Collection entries
··········

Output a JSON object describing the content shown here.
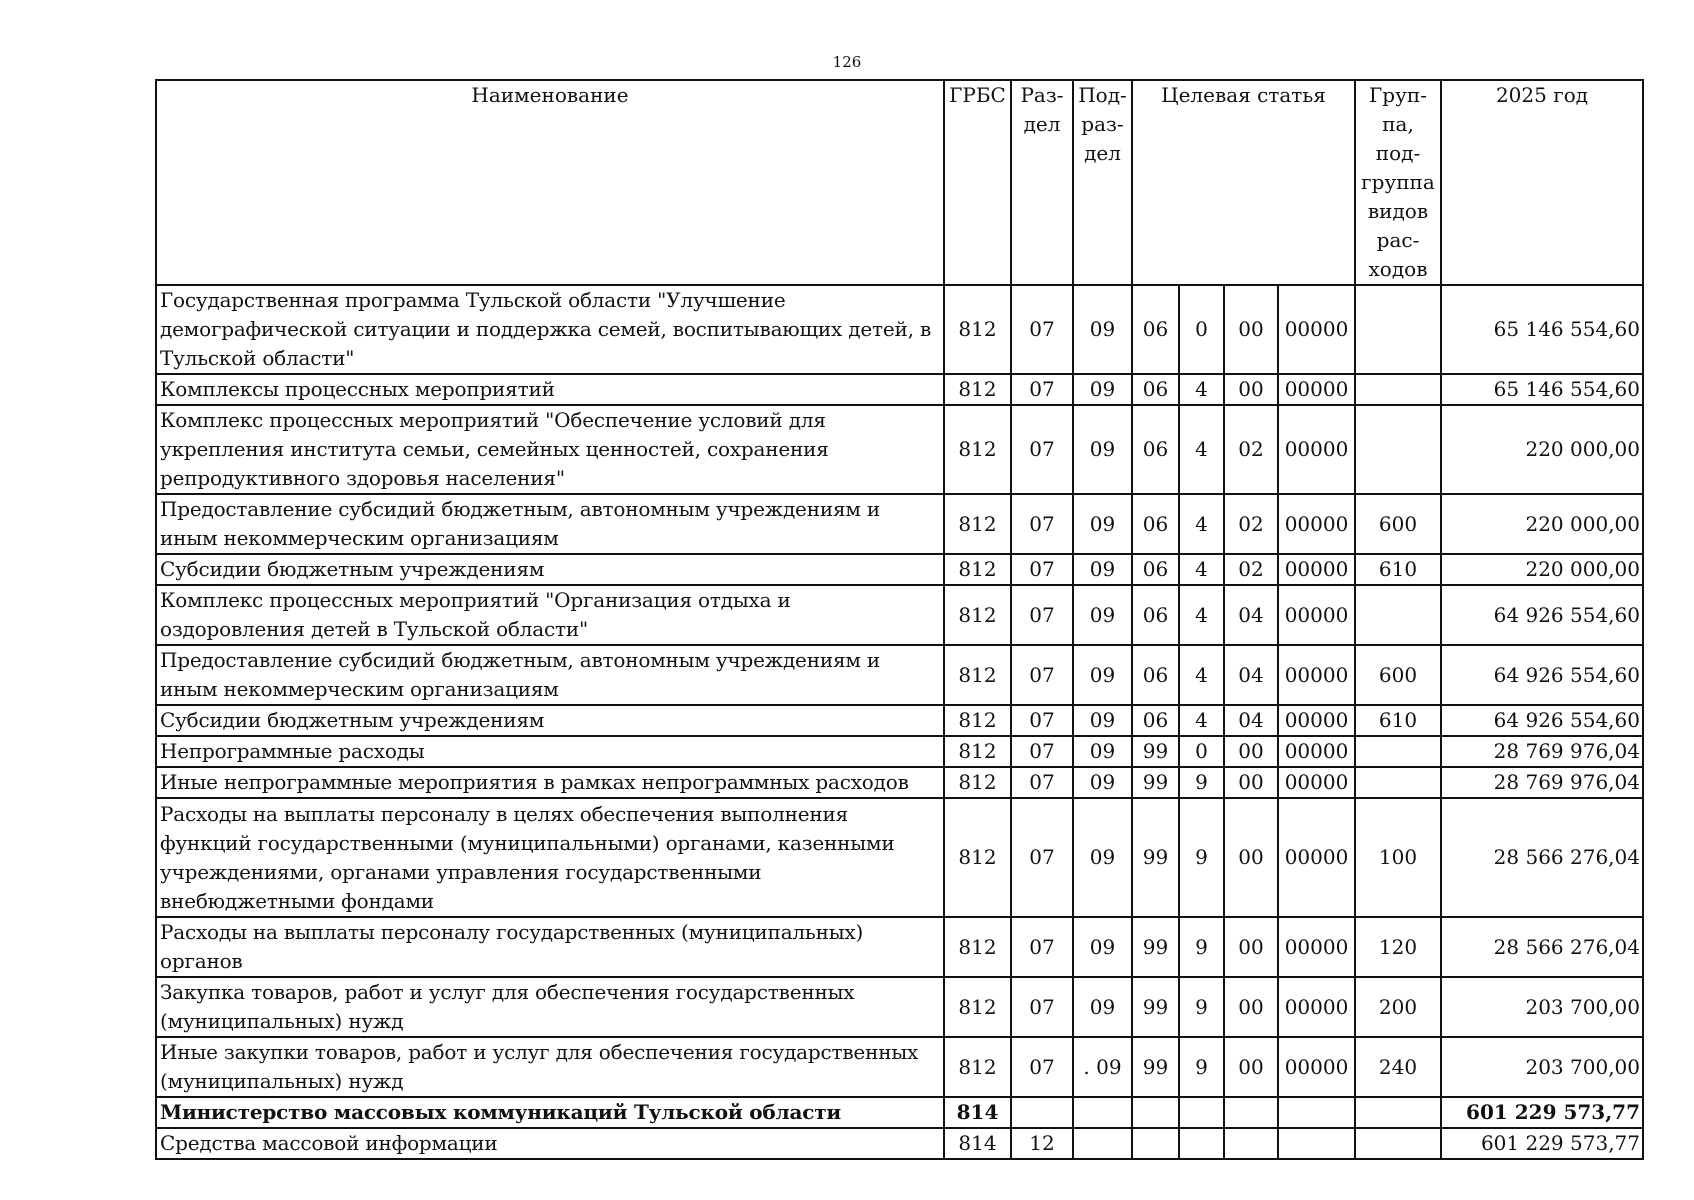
{
  "page_number": "126",
  "headers": {
    "name": "Наименование",
    "grbs": "ГРБС",
    "razdel": "Раз-дел",
    "podrazdel": "Под-раз-дел",
    "target": "Целевая статья",
    "group": "Груп-па, под-группа видов рас-ходов",
    "year": "2025 год"
  },
  "rows": [
    {
      "name": "Государственная программа Тульской области \"Улучшение демографической ситуации и поддержка семей, воспитывающих детей, в Тульской области\"",
      "grbs": "812",
      "rz": "07",
      "pr": "09",
      "c1": "06",
      "c2": "0",
      "c3": "00",
      "c4": "00000",
      "vr": "",
      "sum": "65 146 554,60"
    },
    {
      "name": "Комплексы процессных мероприятий",
      "grbs": "812",
      "rz": "07",
      "pr": "09",
      "c1": "06",
      "c2": "4",
      "c3": "00",
      "c4": "00000",
      "vr": "",
      "sum": "65 146 554,60"
    },
    {
      "name": "Комплекс процессных мероприятий \"Обеспечение условий для укрепления института семьи, семейных ценностей, сохранения репродуктивного здоровья населения\"",
      "grbs": "812",
      "rz": "07",
      "pr": "09",
      "c1": "06",
      "c2": "4",
      "c3": "02",
      "c4": "00000",
      "vr": "",
      "sum": "220 000,00"
    },
    {
      "name": "Предоставление субсидий бюджетным, автономным учреждениям и иным некоммерческим организациям",
      "grbs": "812",
      "rz": "07",
      "pr": "09",
      "c1": "06",
      "c2": "4",
      "c3": "02",
      "c4": "00000",
      "vr": "600",
      "sum": "220 000,00"
    },
    {
      "name": "Субсидии бюджетным учреждениям",
      "grbs": "812",
      "rz": "07",
      "pr": "09",
      "c1": "06",
      "c2": "4",
      "c3": "02",
      "c4": "00000",
      "vr": "610",
      "sum": "220 000,00"
    },
    {
      "name": "Комплекс процессных мероприятий \"Организация отдыха и оздоровления детей в Тульской области\"",
      "grbs": "812",
      "rz": "07",
      "pr": "09",
      "c1": "06",
      "c2": "4",
      "c3": "04",
      "c4": "00000",
      "vr": "",
      "sum": "64 926 554,60"
    },
    {
      "name": "Предоставление субсидий бюджетным, автономным учреждениям и иным некоммерческим организациям",
      "grbs": "812",
      "rz": "07",
      "pr": "09",
      "c1": "06",
      "c2": "4",
      "c3": "04",
      "c4": "00000",
      "vr": "600",
      "sum": "64 926 554,60"
    },
    {
      "name": "Субсидии бюджетным учреждениям",
      "grbs": "812",
      "rz": "07",
      "pr": "09",
      "c1": "06",
      "c2": "4",
      "c3": "04",
      "c4": "00000",
      "vr": "610",
      "sum": "64 926 554,60"
    },
    {
      "name": "Непрограммные расходы",
      "grbs": "812",
      "rz": "07",
      "pr": "09",
      "c1": "99",
      "c2": "0",
      "c3": "00",
      "c4": "00000",
      "vr": "",
      "sum": "28 769 976,04"
    },
    {
      "name": "Иные непрограммные мероприятия в рамках непрограммных расходов",
      "grbs": "812",
      "rz": "07",
      "pr": "09",
      "c1": "99",
      "c2": "9",
      "c3": "00",
      "c4": "00000",
      "vr": "",
      "sum": "28 769 976,04"
    },
    {
      "name": "Расходы на выплаты персоналу в целях обеспечения выполнения функций государственными (муниципальными) органами, казенными учреждениями, органами управления государственными внебюджетными фондами",
      "grbs": "812",
      "rz": "07",
      "pr": "09",
      "c1": "99",
      "c2": "9",
      "c3": "00",
      "c4": "00000",
      "vr": "100",
      "sum": "28 566 276,04"
    },
    {
      "name": "Расходы на выплаты персоналу государственных (муниципальных) органов",
      "grbs": "812",
      "rz": "07",
      "pr": "09",
      "c1": "99",
      "c2": "9",
      "c3": "00",
      "c4": "00000",
      "vr": "120",
      "sum": "28 566 276,04"
    },
    {
      "name": "Закупка товаров, работ и услуг для обеспечения государственных (муниципальных) нужд",
      "grbs": "812",
      "rz": "07",
      "pr": "09",
      "c1": "99",
      "c2": "9",
      "c3": "00",
      "c4": "00000",
      "vr": "200",
      "sum": "203 700,00"
    },
    {
      "name": "Иные закупки товаров, работ и услуг для обеспечения государственных (муниципальных) нужд",
      "grbs": "812",
      "rz": "07",
      "pr": ". 09",
      "c1": "99",
      "c2": "9",
      "c3": "00",
      "c4": "00000",
      "vr": "240",
      "sum": "203 700,00"
    },
    {
      "name": "Министерство массовых коммуникаций Тульской области",
      "grbs": "814",
      "rz": "",
      "pr": "",
      "c1": "",
      "c2": "",
      "c3": "",
      "c4": "",
      "vr": "",
      "sum": "601 229 573,77",
      "bold": true
    },
    {
      "name": "Средства массовой информации",
      "grbs": "814",
      "rz": "12",
      "pr": "",
      "c1": "",
      "c2": "",
      "c3": "",
      "c4": "",
      "vr": "",
      "sum": "601 229 573,77"
    }
  ]
}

··········

Exercise instructions - Output nothing but the number of lines in the data containing the string "обеспечения".

Exercise result - 3